-- WHAT IS EXPECTED --
Check every line of the entries below for the word "cumulative", and copy the ones that have it.

-- RECORDS FOR THE EXERCISE --
>>>

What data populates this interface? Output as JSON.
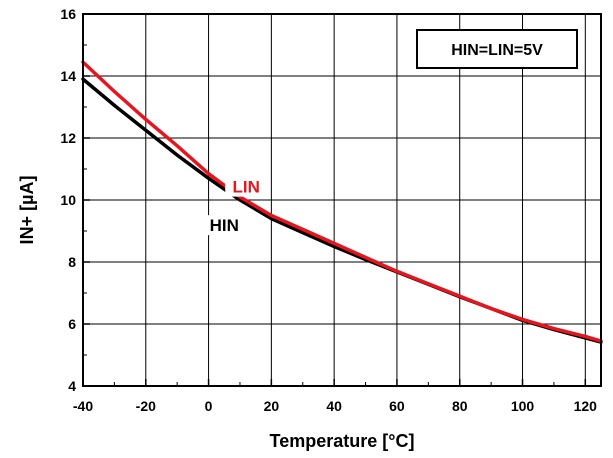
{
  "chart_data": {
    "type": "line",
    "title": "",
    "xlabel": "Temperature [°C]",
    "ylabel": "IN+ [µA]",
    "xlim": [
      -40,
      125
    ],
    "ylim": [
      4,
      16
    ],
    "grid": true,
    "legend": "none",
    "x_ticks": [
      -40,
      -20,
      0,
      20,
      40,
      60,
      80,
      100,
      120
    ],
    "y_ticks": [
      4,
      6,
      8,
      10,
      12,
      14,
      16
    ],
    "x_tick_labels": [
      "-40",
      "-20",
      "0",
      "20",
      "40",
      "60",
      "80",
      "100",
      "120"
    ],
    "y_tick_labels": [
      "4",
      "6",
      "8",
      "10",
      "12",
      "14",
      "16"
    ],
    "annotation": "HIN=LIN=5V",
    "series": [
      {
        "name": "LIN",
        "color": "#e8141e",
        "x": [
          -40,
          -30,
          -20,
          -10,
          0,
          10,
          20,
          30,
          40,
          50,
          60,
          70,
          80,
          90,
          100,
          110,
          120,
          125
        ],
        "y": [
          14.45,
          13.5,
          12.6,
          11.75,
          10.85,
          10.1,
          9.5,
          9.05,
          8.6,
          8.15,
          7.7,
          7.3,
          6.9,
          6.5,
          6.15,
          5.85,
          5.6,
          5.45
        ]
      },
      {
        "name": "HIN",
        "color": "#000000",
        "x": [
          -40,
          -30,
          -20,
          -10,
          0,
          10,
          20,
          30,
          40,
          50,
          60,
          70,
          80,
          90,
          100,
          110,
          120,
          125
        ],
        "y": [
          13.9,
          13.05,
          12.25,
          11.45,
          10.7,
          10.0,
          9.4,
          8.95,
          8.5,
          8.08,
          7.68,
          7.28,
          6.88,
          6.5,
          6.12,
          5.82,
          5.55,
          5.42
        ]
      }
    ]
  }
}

<<<
>>>

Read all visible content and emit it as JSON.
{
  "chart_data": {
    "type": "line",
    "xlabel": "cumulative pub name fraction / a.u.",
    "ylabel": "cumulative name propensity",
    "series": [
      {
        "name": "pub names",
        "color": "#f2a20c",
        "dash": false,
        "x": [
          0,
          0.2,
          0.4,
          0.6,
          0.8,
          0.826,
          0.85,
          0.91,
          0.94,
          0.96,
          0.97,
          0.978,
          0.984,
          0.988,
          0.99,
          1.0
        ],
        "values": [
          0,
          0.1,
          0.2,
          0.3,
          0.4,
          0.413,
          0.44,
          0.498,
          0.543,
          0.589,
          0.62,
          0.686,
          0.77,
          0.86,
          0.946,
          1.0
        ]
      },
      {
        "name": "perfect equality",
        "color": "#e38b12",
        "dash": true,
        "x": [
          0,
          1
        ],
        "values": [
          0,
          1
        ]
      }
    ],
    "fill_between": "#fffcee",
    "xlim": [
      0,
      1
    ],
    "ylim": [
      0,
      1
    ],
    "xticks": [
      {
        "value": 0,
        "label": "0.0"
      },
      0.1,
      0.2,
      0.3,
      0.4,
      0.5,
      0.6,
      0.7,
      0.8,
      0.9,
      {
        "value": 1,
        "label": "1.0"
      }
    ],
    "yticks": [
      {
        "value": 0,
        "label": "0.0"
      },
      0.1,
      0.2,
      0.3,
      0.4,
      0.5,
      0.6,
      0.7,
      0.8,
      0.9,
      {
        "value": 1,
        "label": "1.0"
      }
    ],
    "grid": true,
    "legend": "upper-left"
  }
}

<<<

-- RESPONSE TO THE EXERCISE --
    "xlabel": "cumulative pub name fraction / a.u.",
    "ylabel": "cumulative name propensity",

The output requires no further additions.